Exercise requirements: Check each line below for the word "Jesa" and give the number of lines that have it, nothing more.

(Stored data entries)
---*---
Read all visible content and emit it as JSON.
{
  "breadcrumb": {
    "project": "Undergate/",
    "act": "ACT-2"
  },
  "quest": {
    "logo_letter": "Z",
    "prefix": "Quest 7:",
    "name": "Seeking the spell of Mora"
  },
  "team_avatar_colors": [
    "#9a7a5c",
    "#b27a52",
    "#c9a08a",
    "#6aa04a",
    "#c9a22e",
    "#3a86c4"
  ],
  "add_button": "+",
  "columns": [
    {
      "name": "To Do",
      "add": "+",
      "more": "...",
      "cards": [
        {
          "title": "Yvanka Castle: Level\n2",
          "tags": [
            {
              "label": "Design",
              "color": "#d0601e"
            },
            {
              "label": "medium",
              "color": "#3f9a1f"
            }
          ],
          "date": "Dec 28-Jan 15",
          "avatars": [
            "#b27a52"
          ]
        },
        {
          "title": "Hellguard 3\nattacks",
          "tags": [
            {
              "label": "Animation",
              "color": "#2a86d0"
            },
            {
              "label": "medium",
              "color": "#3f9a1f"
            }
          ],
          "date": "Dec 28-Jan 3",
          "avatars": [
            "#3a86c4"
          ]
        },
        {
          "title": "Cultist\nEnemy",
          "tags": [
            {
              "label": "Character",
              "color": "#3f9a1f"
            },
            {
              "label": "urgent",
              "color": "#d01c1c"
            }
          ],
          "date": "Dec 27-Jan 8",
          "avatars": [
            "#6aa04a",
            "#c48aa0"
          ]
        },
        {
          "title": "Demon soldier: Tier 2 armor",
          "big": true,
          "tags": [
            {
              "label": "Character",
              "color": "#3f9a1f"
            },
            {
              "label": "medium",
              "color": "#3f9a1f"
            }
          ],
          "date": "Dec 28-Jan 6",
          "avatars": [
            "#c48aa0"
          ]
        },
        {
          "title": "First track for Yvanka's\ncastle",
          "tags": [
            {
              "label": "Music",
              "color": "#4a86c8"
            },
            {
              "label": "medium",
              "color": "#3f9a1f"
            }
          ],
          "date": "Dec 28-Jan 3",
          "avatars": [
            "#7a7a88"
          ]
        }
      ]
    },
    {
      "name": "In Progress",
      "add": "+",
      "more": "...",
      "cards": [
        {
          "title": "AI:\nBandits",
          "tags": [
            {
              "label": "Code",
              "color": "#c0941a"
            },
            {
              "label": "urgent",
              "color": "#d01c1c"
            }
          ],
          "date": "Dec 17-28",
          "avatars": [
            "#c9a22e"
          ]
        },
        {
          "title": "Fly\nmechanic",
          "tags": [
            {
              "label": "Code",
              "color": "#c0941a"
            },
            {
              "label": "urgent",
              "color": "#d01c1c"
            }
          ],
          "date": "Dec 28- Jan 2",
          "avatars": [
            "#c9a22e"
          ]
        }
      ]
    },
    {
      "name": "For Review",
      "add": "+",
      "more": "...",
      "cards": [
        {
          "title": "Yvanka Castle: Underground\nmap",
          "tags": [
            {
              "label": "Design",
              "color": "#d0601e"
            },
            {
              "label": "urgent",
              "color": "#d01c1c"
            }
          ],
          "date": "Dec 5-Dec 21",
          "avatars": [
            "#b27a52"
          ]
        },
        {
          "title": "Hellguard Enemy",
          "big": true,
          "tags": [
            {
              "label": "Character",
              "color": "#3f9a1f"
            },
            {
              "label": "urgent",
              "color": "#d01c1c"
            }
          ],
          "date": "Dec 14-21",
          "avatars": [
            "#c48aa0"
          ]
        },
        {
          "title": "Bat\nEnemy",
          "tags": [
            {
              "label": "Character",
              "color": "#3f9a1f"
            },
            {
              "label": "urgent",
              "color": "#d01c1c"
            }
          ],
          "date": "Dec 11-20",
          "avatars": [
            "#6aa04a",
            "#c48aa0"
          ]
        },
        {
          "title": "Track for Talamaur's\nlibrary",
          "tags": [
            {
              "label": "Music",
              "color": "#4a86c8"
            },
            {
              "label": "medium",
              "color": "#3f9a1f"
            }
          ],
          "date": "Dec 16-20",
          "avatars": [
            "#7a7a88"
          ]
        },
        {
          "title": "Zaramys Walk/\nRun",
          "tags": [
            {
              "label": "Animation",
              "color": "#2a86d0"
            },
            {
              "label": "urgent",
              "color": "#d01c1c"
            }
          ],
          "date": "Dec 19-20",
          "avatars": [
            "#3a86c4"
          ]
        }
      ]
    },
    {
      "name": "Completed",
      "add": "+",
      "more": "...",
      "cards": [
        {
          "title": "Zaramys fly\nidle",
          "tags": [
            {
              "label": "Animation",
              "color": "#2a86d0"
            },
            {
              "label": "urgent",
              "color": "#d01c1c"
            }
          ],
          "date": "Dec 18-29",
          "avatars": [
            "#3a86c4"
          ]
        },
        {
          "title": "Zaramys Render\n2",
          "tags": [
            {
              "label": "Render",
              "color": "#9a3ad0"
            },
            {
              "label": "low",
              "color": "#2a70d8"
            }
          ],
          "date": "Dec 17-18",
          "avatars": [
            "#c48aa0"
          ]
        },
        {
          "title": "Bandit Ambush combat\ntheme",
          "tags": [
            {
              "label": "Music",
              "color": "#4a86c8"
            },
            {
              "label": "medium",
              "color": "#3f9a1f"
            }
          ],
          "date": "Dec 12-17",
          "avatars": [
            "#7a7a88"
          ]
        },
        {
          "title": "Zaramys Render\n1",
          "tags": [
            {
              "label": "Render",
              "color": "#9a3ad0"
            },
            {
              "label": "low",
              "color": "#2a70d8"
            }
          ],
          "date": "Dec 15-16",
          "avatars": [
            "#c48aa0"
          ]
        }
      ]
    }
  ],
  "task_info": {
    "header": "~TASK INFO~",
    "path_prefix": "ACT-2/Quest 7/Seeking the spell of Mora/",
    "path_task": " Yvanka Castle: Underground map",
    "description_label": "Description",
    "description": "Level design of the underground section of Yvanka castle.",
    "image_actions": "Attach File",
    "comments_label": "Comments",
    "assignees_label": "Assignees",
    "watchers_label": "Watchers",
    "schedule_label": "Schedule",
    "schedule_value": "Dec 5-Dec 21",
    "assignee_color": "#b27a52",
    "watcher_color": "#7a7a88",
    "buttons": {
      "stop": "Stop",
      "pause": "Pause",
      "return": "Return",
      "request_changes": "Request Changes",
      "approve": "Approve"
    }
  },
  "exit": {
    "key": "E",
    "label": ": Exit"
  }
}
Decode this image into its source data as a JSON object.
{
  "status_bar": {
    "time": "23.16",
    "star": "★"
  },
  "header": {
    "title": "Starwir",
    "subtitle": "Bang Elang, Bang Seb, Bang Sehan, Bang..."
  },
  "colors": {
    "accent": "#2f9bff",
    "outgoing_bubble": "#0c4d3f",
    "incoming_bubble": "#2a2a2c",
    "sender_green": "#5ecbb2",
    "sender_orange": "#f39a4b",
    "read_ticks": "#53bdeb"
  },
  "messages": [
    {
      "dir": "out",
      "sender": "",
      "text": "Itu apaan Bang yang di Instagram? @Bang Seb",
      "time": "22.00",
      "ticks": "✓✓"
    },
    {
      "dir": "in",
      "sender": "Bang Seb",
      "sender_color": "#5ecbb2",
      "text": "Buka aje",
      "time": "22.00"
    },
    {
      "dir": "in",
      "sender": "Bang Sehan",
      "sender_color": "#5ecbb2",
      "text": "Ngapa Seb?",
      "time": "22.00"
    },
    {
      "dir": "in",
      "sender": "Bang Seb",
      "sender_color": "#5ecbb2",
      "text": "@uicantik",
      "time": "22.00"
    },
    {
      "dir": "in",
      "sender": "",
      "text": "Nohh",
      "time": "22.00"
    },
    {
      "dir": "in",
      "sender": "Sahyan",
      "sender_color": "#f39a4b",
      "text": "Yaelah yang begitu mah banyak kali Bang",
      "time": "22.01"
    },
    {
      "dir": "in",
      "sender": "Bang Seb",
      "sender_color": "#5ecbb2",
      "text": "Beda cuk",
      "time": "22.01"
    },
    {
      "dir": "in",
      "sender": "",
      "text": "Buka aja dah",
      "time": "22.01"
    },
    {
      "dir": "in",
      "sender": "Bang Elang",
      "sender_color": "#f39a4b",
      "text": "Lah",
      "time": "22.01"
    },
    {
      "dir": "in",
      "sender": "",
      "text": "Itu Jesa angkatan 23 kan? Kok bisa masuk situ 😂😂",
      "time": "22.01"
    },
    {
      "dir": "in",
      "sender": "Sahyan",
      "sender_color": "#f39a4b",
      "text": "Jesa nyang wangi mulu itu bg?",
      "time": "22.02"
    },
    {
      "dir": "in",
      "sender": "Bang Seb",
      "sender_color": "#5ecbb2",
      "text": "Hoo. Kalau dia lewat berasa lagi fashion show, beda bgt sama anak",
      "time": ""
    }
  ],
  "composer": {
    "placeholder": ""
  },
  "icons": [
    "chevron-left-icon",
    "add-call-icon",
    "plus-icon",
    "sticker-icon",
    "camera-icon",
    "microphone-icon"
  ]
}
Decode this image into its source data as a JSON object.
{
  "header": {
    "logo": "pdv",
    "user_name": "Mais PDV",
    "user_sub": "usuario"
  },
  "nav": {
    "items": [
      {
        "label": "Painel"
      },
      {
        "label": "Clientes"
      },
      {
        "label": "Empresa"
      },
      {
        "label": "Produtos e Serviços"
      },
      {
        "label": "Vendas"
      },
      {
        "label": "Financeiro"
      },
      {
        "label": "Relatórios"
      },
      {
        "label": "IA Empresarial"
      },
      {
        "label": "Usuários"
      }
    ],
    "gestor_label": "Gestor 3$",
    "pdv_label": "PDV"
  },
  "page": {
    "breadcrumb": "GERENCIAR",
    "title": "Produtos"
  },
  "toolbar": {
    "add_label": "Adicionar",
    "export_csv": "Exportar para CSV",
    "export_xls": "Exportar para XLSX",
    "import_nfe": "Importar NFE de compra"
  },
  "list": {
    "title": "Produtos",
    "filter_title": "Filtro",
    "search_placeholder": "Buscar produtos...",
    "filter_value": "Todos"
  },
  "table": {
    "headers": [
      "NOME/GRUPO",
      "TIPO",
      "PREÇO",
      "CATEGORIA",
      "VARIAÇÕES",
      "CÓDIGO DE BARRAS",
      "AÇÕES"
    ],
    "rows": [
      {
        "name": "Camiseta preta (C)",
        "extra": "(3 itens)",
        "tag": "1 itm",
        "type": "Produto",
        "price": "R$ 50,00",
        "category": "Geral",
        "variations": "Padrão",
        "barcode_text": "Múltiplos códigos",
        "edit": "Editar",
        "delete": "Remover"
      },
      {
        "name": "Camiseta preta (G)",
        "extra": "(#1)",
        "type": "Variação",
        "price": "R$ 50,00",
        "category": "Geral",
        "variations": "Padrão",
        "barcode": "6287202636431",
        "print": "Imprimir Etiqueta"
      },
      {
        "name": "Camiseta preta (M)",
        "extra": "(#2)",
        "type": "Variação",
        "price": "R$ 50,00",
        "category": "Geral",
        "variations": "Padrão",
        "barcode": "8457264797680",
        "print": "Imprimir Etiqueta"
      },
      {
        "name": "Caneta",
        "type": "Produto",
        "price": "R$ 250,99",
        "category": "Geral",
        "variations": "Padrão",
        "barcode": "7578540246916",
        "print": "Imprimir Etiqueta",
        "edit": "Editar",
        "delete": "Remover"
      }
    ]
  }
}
---*---
Output of the task: 2